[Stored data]
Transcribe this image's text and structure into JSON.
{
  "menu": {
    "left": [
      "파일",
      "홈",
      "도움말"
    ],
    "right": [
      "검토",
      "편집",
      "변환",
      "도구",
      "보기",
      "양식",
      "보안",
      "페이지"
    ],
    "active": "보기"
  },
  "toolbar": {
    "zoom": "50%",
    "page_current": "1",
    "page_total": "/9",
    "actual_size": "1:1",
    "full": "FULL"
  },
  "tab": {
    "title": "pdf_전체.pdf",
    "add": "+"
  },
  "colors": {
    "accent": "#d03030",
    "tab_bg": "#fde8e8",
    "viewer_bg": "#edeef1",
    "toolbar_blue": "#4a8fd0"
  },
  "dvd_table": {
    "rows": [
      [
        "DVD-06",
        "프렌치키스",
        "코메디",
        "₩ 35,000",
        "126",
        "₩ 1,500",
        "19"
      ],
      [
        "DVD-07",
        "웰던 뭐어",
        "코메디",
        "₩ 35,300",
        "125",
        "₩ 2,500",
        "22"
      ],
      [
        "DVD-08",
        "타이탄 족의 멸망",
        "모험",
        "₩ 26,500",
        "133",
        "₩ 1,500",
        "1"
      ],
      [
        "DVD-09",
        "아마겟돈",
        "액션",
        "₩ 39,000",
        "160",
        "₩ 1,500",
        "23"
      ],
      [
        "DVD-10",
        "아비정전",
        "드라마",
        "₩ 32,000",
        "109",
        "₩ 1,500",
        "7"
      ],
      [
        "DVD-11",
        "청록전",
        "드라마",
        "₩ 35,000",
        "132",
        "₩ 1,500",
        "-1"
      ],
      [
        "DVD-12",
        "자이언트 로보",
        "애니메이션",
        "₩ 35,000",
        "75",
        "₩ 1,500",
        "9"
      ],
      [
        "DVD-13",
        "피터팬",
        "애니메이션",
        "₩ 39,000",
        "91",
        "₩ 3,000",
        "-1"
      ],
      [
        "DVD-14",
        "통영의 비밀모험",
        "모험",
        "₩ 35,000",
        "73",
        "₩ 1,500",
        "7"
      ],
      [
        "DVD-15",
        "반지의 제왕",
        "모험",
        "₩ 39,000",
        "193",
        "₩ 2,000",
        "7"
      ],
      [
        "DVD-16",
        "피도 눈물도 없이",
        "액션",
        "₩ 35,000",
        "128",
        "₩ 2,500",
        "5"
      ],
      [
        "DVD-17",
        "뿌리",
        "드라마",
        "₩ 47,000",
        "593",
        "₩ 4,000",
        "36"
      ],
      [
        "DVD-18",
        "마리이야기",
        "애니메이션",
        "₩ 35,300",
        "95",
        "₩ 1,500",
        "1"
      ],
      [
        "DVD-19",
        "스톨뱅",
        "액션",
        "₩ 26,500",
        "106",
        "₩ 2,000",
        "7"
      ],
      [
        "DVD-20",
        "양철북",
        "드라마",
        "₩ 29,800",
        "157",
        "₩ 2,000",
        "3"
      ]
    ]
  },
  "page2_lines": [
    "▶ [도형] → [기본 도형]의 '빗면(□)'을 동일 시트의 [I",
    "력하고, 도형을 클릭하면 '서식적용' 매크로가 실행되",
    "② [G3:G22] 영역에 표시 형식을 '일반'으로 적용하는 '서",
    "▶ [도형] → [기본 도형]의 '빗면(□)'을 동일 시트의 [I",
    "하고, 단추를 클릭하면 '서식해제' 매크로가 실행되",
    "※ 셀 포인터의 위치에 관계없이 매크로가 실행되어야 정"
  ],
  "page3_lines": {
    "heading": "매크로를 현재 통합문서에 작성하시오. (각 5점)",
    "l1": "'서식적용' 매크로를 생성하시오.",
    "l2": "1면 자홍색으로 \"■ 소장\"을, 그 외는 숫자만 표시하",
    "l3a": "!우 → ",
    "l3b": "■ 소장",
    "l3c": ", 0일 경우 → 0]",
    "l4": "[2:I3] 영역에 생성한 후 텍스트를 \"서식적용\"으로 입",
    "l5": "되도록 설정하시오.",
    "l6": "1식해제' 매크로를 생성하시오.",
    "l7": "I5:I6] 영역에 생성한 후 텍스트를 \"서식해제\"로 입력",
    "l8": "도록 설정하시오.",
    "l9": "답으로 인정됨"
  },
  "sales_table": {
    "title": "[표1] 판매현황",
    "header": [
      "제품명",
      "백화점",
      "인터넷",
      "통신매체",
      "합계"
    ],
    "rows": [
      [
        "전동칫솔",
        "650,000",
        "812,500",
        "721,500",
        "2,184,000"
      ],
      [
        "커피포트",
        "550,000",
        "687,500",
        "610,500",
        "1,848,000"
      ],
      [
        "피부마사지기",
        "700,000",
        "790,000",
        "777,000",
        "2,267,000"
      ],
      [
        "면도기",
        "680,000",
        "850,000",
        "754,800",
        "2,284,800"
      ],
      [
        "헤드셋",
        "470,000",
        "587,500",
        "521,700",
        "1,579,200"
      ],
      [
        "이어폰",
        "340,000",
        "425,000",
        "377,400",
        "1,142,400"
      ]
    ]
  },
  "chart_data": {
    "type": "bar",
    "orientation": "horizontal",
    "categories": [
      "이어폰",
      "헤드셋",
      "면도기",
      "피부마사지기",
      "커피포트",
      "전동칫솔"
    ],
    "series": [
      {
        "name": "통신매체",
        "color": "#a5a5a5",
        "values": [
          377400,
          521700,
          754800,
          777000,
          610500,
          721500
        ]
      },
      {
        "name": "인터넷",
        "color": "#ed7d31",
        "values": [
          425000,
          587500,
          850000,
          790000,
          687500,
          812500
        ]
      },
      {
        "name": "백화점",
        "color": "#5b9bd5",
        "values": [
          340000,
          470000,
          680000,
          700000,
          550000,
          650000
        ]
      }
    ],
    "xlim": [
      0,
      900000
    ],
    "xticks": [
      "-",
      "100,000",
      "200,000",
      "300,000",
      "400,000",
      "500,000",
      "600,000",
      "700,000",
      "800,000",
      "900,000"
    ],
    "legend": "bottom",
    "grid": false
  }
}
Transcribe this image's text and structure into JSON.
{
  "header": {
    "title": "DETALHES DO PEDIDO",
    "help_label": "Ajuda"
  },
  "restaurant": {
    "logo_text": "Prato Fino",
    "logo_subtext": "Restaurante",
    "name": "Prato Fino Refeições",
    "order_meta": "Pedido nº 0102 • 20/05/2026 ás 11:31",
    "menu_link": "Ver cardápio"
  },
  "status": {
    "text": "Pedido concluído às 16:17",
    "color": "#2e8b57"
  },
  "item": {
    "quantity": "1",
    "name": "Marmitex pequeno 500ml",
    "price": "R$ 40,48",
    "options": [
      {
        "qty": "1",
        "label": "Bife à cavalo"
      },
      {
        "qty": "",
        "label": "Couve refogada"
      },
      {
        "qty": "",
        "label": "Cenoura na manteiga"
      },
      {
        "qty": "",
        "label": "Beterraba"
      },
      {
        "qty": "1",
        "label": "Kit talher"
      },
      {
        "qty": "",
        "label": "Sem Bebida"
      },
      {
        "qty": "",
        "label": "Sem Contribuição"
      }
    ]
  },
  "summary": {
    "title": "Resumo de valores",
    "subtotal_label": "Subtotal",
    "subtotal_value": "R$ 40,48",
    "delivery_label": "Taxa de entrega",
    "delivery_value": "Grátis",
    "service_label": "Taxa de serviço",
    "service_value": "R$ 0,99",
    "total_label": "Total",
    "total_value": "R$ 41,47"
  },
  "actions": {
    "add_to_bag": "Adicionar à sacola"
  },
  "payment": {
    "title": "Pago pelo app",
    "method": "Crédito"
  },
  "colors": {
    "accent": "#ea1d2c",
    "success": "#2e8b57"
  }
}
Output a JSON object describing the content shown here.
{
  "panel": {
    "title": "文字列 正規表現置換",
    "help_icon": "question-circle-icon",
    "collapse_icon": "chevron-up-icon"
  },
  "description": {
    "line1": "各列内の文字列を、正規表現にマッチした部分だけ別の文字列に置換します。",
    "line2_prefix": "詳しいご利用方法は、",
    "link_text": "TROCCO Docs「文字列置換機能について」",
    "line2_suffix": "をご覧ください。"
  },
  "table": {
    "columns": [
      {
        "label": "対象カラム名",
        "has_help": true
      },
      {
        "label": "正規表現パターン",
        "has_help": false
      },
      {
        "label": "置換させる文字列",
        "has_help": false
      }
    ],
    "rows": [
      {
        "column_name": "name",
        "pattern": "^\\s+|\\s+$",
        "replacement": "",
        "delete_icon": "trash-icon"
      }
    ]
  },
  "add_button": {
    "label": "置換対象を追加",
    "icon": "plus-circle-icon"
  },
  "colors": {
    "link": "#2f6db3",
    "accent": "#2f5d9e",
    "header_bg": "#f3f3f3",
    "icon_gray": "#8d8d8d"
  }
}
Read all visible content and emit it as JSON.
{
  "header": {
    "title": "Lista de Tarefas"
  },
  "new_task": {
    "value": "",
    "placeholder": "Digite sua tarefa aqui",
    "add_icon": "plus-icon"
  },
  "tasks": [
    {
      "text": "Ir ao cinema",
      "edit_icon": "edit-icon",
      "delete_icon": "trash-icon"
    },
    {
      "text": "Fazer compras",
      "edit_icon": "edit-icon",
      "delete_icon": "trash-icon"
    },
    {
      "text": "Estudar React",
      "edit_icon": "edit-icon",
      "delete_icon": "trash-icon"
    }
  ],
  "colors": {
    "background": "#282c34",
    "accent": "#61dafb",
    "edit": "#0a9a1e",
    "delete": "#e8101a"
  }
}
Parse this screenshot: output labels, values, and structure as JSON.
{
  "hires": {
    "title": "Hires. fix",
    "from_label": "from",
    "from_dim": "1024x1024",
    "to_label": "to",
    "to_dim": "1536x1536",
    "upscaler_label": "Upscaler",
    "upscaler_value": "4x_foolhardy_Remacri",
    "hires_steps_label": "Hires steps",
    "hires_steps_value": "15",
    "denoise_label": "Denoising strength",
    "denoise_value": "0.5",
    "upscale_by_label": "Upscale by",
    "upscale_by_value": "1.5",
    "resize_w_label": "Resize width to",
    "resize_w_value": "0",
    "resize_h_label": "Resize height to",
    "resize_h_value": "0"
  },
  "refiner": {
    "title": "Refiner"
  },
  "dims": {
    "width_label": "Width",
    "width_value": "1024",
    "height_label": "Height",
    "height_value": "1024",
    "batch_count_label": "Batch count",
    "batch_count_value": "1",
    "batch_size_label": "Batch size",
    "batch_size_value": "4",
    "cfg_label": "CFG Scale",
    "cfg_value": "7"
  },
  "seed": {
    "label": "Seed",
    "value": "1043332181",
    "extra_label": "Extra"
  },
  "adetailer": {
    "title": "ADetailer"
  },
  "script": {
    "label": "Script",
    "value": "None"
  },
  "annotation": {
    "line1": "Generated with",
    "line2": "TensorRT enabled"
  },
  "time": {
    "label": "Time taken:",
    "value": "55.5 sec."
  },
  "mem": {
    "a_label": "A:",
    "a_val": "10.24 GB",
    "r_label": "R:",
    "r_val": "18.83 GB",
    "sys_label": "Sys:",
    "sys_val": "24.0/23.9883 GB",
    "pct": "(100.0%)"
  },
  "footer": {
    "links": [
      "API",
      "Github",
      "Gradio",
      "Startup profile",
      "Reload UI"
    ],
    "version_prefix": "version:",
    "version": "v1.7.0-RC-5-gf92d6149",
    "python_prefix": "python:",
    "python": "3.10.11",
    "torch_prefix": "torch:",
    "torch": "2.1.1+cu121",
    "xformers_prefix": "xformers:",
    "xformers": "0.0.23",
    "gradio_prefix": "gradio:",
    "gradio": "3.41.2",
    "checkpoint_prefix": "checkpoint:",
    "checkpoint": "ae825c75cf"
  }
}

Work to complete – State, as a bare number, how many lines of the listing hold the word "Taxa".

Expected answer – 2